SET EXERCISE: Copy out the data below verbatim.

(Records that describe figures)

::::

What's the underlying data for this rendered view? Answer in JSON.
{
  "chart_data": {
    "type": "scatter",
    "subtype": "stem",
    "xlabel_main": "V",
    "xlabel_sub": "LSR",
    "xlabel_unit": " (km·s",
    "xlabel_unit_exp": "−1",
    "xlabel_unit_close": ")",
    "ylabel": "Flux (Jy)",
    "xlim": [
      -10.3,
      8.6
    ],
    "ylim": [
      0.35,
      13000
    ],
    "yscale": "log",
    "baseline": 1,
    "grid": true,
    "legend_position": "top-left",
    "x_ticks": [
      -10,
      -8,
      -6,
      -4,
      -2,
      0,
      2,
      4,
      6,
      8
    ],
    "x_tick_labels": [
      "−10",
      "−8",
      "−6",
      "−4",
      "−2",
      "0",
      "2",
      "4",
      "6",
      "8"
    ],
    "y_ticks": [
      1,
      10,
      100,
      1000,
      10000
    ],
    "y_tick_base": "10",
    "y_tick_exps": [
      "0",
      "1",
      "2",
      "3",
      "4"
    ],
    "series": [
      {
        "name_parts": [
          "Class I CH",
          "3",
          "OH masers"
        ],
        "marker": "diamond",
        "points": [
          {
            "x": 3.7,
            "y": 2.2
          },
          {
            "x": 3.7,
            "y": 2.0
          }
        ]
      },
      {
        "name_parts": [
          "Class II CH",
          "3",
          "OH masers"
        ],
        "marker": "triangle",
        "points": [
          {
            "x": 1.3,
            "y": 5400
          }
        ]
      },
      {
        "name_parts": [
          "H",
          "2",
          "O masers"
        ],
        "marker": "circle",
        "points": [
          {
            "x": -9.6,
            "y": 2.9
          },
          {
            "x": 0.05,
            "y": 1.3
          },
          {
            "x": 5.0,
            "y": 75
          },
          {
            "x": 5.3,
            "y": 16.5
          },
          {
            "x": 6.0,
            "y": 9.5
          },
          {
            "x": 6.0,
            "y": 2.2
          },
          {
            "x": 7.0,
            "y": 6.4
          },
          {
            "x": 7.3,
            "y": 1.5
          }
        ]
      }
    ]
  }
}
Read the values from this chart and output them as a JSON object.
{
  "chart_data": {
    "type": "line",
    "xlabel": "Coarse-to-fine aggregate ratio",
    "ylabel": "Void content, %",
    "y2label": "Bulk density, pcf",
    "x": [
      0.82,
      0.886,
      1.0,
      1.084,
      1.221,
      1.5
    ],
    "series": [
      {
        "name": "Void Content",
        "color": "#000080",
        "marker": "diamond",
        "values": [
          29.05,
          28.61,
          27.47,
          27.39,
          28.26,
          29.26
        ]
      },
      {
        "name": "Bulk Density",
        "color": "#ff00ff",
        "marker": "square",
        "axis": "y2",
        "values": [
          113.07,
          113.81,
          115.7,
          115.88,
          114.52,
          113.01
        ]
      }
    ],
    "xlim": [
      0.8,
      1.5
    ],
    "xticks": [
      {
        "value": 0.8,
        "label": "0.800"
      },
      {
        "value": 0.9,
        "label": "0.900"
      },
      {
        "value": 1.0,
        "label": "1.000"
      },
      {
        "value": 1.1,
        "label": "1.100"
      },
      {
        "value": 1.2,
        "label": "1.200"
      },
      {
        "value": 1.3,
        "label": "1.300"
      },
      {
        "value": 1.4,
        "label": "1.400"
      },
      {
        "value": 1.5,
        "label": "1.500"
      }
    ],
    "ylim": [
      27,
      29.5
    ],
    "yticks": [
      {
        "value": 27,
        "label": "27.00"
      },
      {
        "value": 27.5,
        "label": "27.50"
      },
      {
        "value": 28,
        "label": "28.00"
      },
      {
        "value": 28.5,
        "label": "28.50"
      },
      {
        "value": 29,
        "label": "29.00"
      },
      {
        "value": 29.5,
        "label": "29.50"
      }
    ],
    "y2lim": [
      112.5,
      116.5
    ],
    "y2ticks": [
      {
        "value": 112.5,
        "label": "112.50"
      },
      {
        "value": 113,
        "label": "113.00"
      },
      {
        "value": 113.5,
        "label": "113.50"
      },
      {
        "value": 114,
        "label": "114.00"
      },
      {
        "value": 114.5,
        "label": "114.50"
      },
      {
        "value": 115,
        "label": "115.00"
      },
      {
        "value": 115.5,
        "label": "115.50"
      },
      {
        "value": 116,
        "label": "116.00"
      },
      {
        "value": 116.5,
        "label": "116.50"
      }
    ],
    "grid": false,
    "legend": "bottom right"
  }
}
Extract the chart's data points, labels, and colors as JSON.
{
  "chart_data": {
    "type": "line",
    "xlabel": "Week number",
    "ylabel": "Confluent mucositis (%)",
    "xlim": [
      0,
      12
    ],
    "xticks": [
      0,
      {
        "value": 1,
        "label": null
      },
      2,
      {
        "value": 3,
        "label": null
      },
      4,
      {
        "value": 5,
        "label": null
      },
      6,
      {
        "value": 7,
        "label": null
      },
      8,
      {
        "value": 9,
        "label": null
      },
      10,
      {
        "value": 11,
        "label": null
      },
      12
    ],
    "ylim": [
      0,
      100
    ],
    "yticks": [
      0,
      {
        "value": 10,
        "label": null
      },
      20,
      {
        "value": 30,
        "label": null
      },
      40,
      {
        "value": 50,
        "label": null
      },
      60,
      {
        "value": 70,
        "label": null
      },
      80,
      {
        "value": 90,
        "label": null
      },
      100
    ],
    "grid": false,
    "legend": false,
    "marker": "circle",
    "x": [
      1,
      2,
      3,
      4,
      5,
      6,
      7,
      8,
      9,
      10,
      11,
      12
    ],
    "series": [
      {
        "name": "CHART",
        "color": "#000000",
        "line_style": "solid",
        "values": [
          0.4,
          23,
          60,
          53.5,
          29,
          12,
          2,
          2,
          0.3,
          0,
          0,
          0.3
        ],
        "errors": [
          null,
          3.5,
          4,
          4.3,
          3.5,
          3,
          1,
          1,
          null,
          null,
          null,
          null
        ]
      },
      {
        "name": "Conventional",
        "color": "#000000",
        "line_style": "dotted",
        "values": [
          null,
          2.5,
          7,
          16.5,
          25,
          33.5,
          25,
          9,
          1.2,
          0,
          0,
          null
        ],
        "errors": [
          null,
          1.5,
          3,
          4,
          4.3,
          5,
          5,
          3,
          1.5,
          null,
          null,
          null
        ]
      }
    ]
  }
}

::::

SOLUTION TO THE EXERCISE:
What's the underlying data for this rendered view? Answer in JSON.
{
  "chart_data": {
    "type": "scatter",
    "subtype": "stem",
    "xlabel_main": "V",
    "xlabel_sub": "LSR",
    "xlabel_unit": " (km·s",
    "xlabel_unit_exp": "−1",
    "xlabel_unit_close": ")",
    "ylabel": "Flux (Jy)",
    "xlim": [
      -10.3,
      8.6
    ],
    "ylim": [
      0.35,
      13000
    ],
    "yscale": "log",
    "baseline": 1,
    "grid": true,
    "legend_position": "top-left",
    "x_ticks": [
      -10,
      -8,
      -6,
      -4,
      -2,
      0,
      2,
      4,
      6,
      8
    ],
    "x_tick_labels": [
      "−10",
      "−8",
      "−6",
      "−4",
      "−2",
      "0",
      "2",
      "4",
      "6",
      "8"
    ],
    "y_ticks": [
      1,
      10,
      100,
      1000,
      10000
    ],
    "y_tick_base": "10",
    "y_tick_exps": [
      "0",
      "1",
      "2",
      "3",
      "4"
    ],
    "series": [
      {
        "name_parts": [
          "Class I CH",
          "3",
          "OH masers"
        ],
        "marker": "diamond",
        "points": [
          {
            "x": 3.7,
            "y": 2.2
          },
          {
            "x": 3.7,
            "y": 2.0
          }
        ]
      },
      {
        "name_parts": [
          "Class II CH",
          "3",
          "OH masers"
        ],
        "marker": "triangle",
        "points": [
          {
            "x": 1.3,
            "y": 5400
          }
        ]
      },
      {
        "name_parts": [
          "H",
          "2",
          "O masers"
        ],
        "marker": "circle",
        "points": [
          {
            "x": -9.6,
            "y": 2.9
          },
          {
            "x": 0.05,
            "y": 1.3
          },
          {
            "x": 5.0,
            "y": 75
          },
          {
            "x": 5.3,
            "y": 16.5
          },
          {
            "x": 6.0,
            "y": 9.5
          },
          {
            "x": 6.0,
            "y": 2.2
          },
          {
            "x": 7.0,
            "y": 6.4
          },
          {
            "x": 7.3,
            "y": 1.5
          }
        ]
      }
    ]
  }
}
Read the values from this chart and output them as a JSON object.
{
  "chart_data": {
    "type": "line",
    "xlabel": "Coarse-to-fine aggregate ratio",
    "ylabel": "Void content, %",
    "y2label": "Bulk density, pcf",
    "x": [
      0.82,
      0.886,
      1.0,
      1.084,
      1.221,
      1.5
    ],
    "series": [
      {
        "name": "Void Content",
        "color": "#000080",
        "marker": "diamond",
        "values": [
          29.05,
          28.61,
          27.47,
          27.39,
          28.26,
          29.26
        ]
      },
      {
        "name": "Bulk Density",
        "color": "#ff00ff",
        "marker": "square",
        "axis": "y2",
        "values": [
          113.07,
          113.81,
          115.7,
          115.88,
          114.52,
          113.01
        ]
      }
    ],
    "xlim": [
      0.8,
      1.5
    ],
    "xticks": [
      {
        "value": 0.8,
        "label": "0.800"
      },
      {
        "value": 0.9,
        "label": "0.900"
      },
      {
        "value": 1.0,
        "label": "1.000"
      },
      {
        "value": 1.1,
        "label": "1.100"
      },
      {
        "value": 1.2,
        "label": "1.200"
      },
      {
        "value": 1.3,
        "label": "1.300"
      },
      {
        "value": 1.4,
        "label": "1.400"
      },
      {
        "value": 1.5,
        "label": "1.500"
      }
    ],
    "ylim": [
      27,
      29.5
    ],
    "yticks": [
      {
        "value": 27,
        "label": "27.00"
      },
      {
        "value": 27.5,
        "label": "27.50"
      },
      {
        "value": 28,
        "label": "28.00"
      },
      {
        "value": 28.5,
        "label": "28.50"
      },
      {
        "value": 29,
        "label": "29.00"
      },
      {
        "value": 29.5,
        "label": "29.50"
      }
    ],
    "y2lim": [
      112.5,
      116.5
    ],
    "y2ticks": [
      {
        "value": 112.5,
        "label": "112.50"
      },
      {
        "value": 113,
        "label": "113.00"
      },
      {
        "value": 113.5,
        "label": "113.50"
      },
      {
        "value": 114,
        "label": "114.00"
      },
      {
        "value": 114.5,
        "label": "114.50"
      },
      {
        "value": 115,
        "label": "115.00"
      },
      {
        "value": 115.5,
        "label": "115.50"
      },
      {
        "value": 116,
        "label": "116.00"
      },
      {
        "value": 116.5,
        "label": "116.50"
      }
    ],
    "grid": false,
    "legend": "bottom right"
  }
}
Extract the chart's data points, labels, and colors as JSON.
{
  "chart_data": {
    "type": "line",
    "xlabel": "Week number",
    "ylabel": "Confluent mucositis (%)",
    "xlim": [
      0,
      12
    ],
    "xticks": [
      0,
      {
        "value": 1,
        "label": null
      },
      2,
      {
        "value": 3,
        "label": null
      },
      4,
      {
        "value": 5,
        "label": null
      },
      6,
      {
        "value": 7,
        "label": null
      },
      8,
      {
        "value": 9,
        "label": null
      },
      10,
      {
        "value": 11,
        "label": null
      },
      12
    ],
    "ylim": [
      0,
      100
    ],
    "yticks": [
      0,
      {
        "value": 10,
        "label": null
      },
      20,
      {
        "value": 30,
        "label": null
      },
      40,
      {
        "value": 50,
        "label": null
      },
      60,
      {
        "value": 70,
        "label": null
      },
      80,
      {
        "value": 90,
        "label": null
      },
      100
    ],
    "grid": false,
    "legend": false,
    "marker": "circle",
    "x": [
      1,
      2,
      3,
      4,
      5,
      6,
      7,
      8,
      9,
      10,
      11,
      12
    ],
    "series": [
      {
        "name": "CHART",
        "color": "#000000",
        "line_style": "solid",
        "values": [
          0.4,
          23,
          60,
          53.5,
          29,
          12,
          2,
          2,
          0.3,
          0,
          0,
          0.3
        ],
        "errors": [
          null,
          3.5,
          4,
          4.3,
          3.5,
          3,
          1,
          1,
          null,
          null,
          null,
          null
        ]
      },
      {
        "name": "Conventional",
        "color": "#000000",
        "line_style": "dotted",
        "values": [
          null,
          2.5,
          7,
          16.5,
          25,
          33.5,
          25,
          9,
          1.2,
          0,
          0,
          null
        ],
        "errors": [
          null,
          1.5,
          3,
          4,
          4.3,
          5,
          5,
          3,
          1.5,
          null,
          null,
          null
        ]
      }
    ]
  }
}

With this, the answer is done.